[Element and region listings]

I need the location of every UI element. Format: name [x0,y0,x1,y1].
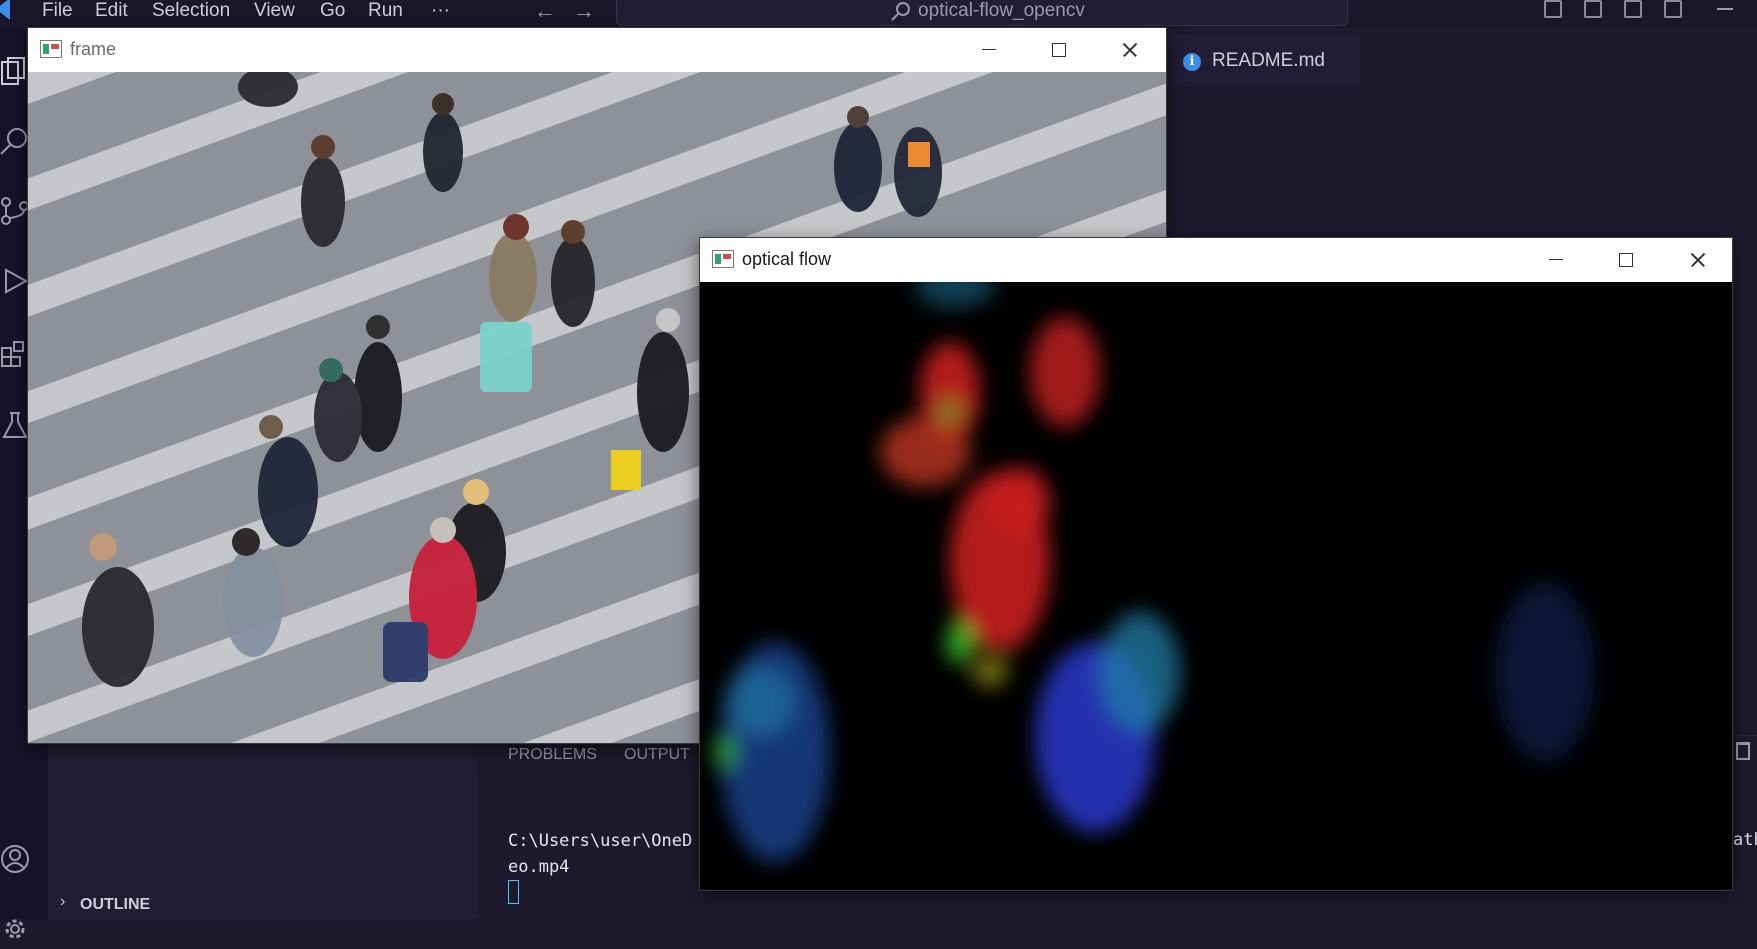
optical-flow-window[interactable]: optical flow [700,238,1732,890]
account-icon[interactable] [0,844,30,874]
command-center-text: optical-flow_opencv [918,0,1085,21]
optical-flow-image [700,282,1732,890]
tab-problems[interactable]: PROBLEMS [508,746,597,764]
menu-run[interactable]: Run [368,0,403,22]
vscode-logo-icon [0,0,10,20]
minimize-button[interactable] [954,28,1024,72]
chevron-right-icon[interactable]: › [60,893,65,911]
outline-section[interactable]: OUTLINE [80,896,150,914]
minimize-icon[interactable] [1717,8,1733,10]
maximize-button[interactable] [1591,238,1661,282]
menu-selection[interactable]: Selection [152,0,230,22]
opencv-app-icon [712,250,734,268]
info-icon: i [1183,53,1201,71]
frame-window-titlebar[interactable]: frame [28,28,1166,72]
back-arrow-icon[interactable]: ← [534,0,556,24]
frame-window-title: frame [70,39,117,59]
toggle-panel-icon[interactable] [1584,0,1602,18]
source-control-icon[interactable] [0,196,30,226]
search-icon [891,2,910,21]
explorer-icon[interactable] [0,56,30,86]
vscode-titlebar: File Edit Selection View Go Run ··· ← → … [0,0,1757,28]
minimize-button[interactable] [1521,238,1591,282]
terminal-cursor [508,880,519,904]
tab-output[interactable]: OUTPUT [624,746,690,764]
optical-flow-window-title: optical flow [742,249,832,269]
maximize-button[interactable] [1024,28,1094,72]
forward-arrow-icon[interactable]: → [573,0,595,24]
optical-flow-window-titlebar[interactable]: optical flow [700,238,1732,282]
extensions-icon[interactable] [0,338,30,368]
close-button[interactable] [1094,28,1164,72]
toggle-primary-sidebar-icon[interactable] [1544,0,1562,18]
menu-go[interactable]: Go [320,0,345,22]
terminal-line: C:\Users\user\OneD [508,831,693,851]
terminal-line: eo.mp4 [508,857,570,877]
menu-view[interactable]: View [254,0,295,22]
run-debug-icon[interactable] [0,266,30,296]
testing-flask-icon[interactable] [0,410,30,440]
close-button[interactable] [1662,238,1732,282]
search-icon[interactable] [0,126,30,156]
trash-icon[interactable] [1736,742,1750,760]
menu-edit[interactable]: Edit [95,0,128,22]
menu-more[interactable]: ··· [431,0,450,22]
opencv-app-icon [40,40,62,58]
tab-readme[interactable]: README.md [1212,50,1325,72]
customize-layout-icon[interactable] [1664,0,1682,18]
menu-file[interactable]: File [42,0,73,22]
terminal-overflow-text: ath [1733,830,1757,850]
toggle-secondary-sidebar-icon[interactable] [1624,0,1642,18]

**Given request:**
Can you change each "interactable" to "clickable" in the listing, beginning at the line that has "optical-flow-window[interactable]: optical flow" and stopping after the line that has "maximize-button[interactable] [1591,238,1661,282]", and return only those lines?

**Output for this task:**
optical-flow-window[clickable]: optical flow [700,238,1732,890]
account-icon[clickable] [0,844,30,874]
command-center-text: optical-flow_opencv [918,0,1085,21]
optical-flow-image [700,282,1732,890]
tab-problems[clickable]: PROBLEMS [508,746,597,764]
menu-run[clickable]: Run [368,0,403,22]
vscode-logo-icon [0,0,10,20]
minimize-button[clickable] [954,28,1024,72]
chevron-right-icon[clickable]: › [60,893,65,911]
outline-section[clickable]: OUTLINE [80,896,150,914]
minimize-icon[clickable] [1717,8,1733,10]
maximize-button[clickable] [1591,238,1661,282]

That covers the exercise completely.